## DATASET EXCERPTS
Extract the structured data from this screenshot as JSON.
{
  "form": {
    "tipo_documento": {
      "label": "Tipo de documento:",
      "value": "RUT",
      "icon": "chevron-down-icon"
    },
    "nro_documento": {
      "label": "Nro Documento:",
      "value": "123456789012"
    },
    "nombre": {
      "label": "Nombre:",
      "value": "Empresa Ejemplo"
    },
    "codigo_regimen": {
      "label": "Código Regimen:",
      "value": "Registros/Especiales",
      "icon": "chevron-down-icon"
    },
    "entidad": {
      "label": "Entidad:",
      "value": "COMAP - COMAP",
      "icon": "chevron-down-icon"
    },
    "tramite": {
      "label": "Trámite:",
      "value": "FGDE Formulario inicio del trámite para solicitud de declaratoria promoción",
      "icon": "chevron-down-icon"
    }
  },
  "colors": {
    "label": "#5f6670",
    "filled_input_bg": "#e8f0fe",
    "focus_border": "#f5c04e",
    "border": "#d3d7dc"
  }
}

## EXERCISE
Looking at the records above, work out how many lines include the string "label". Give the number and nothing else.

## EXERCISE OUTPUT
7